##### DATA SUPPLIED #####

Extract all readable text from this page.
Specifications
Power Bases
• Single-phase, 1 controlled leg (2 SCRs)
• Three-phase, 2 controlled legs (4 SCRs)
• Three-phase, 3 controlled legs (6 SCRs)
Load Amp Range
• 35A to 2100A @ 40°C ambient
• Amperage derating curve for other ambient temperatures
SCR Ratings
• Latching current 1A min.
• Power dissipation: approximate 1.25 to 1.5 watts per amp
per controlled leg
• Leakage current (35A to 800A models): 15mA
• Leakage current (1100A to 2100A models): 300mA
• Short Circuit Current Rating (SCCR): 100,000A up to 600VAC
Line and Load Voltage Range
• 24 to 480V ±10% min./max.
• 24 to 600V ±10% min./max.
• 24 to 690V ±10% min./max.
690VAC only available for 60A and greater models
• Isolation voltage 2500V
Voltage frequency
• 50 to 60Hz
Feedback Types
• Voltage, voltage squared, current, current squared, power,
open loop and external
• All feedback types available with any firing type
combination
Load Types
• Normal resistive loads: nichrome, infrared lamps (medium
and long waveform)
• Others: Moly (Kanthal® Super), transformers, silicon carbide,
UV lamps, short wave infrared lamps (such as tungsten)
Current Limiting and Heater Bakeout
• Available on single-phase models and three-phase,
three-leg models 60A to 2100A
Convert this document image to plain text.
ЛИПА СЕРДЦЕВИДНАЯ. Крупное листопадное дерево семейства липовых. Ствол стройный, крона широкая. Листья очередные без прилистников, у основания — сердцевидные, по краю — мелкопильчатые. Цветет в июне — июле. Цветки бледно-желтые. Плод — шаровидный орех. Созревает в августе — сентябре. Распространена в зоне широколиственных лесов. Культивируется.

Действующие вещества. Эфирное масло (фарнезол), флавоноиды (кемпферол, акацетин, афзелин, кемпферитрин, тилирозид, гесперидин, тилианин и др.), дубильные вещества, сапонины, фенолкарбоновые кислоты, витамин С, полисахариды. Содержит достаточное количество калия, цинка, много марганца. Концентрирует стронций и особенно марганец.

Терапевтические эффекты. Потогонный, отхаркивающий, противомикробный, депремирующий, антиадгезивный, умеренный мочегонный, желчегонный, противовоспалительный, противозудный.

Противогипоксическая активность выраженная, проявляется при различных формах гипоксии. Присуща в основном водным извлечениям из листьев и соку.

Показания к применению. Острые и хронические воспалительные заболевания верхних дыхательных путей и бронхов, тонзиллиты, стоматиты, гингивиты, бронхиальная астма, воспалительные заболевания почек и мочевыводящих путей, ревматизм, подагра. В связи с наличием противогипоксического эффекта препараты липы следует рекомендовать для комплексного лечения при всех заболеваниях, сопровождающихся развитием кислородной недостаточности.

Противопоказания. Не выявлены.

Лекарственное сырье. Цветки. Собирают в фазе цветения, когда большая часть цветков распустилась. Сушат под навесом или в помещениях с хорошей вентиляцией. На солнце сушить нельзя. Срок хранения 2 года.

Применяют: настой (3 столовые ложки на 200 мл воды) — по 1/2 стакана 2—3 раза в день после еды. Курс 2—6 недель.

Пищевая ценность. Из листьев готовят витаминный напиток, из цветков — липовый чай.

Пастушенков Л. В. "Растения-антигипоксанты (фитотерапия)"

#####

YOUR INSTRUCTIONS:
Copy all lines in the listing above where the string "SCRs" appears.

EXERCISE RESPONSE:
• Single-phase, 1 controlled leg (2 SCRs)
• Three-phase, 2 controlled legs (4 SCRs)
• Three-phase, 3 controlled legs (6 SCRs)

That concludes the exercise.